(Collection entries)
[start]
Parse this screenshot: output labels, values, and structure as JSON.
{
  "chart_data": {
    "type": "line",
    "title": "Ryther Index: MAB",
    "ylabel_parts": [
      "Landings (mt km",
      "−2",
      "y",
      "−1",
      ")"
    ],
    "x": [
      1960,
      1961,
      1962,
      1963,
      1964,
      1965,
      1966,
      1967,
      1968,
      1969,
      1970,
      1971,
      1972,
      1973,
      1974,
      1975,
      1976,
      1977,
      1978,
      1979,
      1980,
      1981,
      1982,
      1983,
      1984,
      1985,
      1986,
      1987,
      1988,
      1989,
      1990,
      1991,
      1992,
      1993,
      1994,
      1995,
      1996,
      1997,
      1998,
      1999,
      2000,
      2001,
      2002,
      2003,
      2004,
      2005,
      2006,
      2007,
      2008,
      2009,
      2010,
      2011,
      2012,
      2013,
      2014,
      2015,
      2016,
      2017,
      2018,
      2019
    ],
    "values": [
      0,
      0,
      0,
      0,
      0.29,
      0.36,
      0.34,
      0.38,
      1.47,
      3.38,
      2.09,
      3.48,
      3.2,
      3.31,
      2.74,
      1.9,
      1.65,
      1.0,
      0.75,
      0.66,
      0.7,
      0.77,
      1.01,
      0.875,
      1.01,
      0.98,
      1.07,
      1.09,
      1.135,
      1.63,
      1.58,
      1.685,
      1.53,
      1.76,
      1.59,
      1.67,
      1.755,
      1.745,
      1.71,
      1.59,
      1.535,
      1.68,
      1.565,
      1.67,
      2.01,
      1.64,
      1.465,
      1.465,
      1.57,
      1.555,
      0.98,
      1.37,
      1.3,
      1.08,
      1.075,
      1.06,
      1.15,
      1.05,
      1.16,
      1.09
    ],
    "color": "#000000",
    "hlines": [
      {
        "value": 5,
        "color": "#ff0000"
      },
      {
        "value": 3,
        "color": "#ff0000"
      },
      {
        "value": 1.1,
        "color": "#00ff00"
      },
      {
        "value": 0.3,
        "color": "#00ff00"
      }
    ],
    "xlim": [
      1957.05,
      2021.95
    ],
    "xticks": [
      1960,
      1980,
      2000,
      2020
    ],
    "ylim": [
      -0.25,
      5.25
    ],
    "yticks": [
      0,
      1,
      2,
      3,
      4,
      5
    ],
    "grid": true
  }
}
[end]
TASK INSTRUCTIONS. Scan the listing above for the word "values" and show each line where it is found.

RESPONSE FOR THIS EXERCISE.
Parse this screenshot: output labels, values, and structure as JSON.
    "values": [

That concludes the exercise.